• [STATED PROBLEM]:
Repeat every record below exactly, but leave out any pictures.

START DATASET EXTRACT

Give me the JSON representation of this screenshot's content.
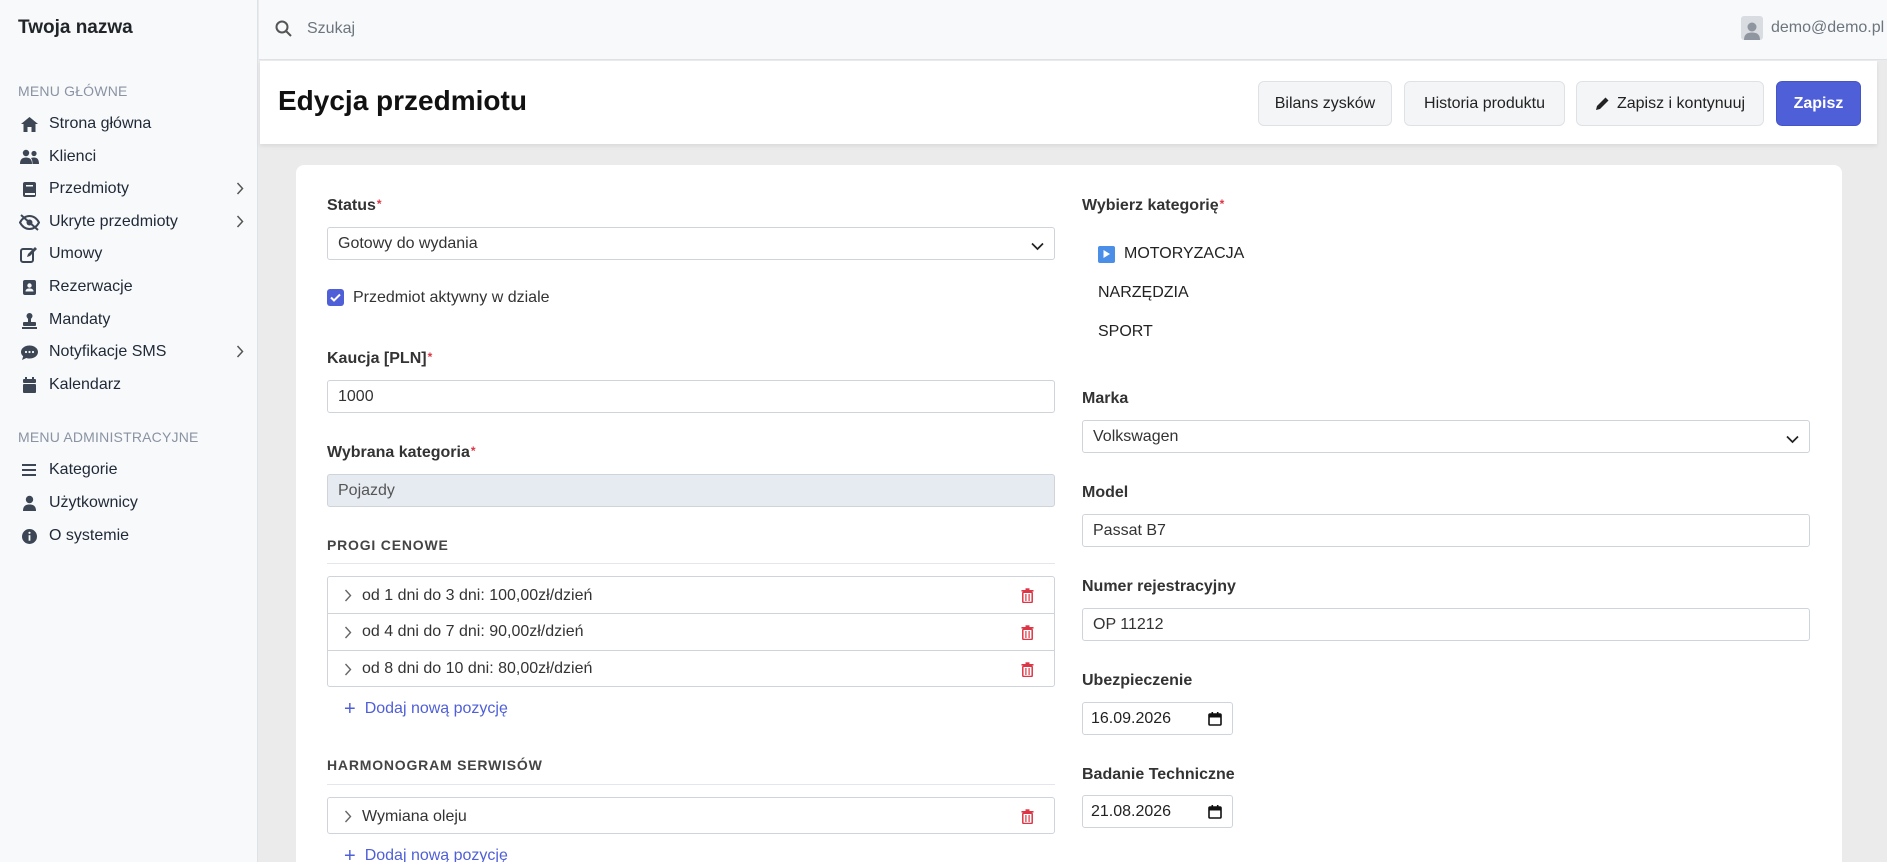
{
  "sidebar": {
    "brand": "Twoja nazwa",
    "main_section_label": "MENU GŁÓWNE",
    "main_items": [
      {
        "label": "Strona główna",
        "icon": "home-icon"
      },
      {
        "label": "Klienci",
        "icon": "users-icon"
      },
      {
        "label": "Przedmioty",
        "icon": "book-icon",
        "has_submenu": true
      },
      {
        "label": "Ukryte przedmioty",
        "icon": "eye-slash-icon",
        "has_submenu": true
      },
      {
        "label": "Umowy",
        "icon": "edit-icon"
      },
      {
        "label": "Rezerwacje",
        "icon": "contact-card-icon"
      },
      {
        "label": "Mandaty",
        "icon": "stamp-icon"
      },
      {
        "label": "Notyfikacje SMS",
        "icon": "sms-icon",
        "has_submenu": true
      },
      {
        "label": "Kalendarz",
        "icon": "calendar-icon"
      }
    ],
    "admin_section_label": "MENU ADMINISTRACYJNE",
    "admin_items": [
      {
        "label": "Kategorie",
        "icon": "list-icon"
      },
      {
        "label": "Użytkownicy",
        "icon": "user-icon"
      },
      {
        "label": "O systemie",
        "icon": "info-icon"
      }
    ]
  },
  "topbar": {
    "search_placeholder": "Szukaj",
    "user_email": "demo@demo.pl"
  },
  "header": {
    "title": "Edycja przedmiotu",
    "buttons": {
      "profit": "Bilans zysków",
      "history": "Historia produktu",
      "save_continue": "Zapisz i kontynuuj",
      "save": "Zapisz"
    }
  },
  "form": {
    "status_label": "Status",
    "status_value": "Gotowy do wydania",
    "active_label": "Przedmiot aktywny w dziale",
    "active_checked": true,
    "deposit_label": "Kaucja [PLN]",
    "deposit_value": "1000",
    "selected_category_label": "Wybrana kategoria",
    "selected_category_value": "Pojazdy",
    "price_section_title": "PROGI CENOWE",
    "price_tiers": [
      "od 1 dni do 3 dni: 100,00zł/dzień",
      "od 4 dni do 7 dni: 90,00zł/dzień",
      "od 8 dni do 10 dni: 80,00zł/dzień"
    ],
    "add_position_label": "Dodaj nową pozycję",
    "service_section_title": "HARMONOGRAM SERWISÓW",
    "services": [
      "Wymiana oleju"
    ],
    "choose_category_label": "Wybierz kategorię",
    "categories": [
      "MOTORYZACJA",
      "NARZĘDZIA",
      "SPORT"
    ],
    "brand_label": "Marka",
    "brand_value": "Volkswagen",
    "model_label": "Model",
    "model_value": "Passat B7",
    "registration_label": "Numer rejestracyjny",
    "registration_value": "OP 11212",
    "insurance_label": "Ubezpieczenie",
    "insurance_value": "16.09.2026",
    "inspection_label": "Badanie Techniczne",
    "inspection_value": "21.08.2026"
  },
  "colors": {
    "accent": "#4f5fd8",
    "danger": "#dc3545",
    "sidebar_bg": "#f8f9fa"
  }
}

END DATASET EXTRACT

• [WRITTEN ANSWER]:
Give me the JSON representation of this screenshot's content.
{
  "sidebar": {
    "brand": "Twoja nazwa",
    "main_section_label": "MENU GŁÓWNE",
    "main_items": [
      {
        "label": "Strona główna",
        "icon": "home-icon"
      },
      {
        "label": "Klienci",
        "icon": "users-icon"
      },
      {
        "label": "Przedmioty",
        "icon": "book-icon",
        "has_submenu": true
      },
      {
        "label": "Ukryte przedmioty",
        "icon": "eye-slash-icon",
        "has_submenu": true
      },
      {
        "label": "Umowy",
        "icon": "edit-icon"
      },
      {
        "label": "Rezerwacje",
        "icon": "contact-card-icon"
      },
      {
        "label": "Mandaty",
        "icon": "stamp-icon"
      },
      {
        "label": "Notyfikacje SMS",
        "icon": "sms-icon",
        "has_submenu": true
      },
      {
        "label": "Kalendarz",
        "icon": "calendar-icon"
      }
    ],
    "admin_section_label": "MENU ADMINISTRACYJNE",
    "admin_items": [
      {
        "label": "Kategorie",
        "icon": "list-icon"
      },
      {
        "label": "Użytkownicy",
        "icon": "user-icon"
      },
      {
        "label": "O systemie",
        "icon": "info-icon"
      }
    ]
  },
  "topbar": {
    "search_placeholder": "Szukaj",
    "user_email": "demo@demo.pl"
  },
  "header": {
    "title": "Edycja przedmiotu",
    "buttons": {
      "profit": "Bilans zysków",
      "history": "Historia produktu",
      "save_continue": "Zapisz i kontynuuj",
      "save": "Zapisz"
    }
  },
  "form": {
    "status_label": "Status",
    "status_value": "Gotowy do wydania",
    "active_label": "Przedmiot aktywny w dziale",
    "active_checked": true,
    "deposit_label": "Kaucja [PLN]",
    "deposit_value": "1000",
    "selected_category_label": "Wybrana kategoria",
    "selected_category_value": "Pojazdy",
    "price_section_title": "PROGI CENOWE",
    "price_tiers": [
      "od 1 dni do 3 dni: 100,00zł/dzień",
      "od 4 dni do 7 dni: 90,00zł/dzień",
      "od 8 dni do 10 dni: 80,00zł/dzień"
    ],
    "add_position_label": "Dodaj nową pozycję",
    "service_section_title": "HARMONOGRAM SERWISÓW",
    "services": [
      "Wymiana oleju"
    ],
    "choose_category_label": "Wybierz kategorię",
    "categories": [
      "MOTORYZACJA",
      "NARZĘDZIA",
      "SPORT"
    ],
    "brand_label": "Marka",
    "brand_value": "Volkswagen",
    "model_label": "Model",
    "model_value": "Passat B7",
    "registration_label": "Numer rejestracyjny",
    "registration_value": "OP 11212",
    "insurance_label": "Ubezpieczenie",
    "insurance_value": "16.09.2026",
    "inspection_label": "Badanie Techniczne",
    "inspection_value": "21.08.2026"
  },
  "colors": {
    "accent": "#4f5fd8",
    "danger": "#dc3545",
    "sidebar_bg": "#f8f9fa"
  }
}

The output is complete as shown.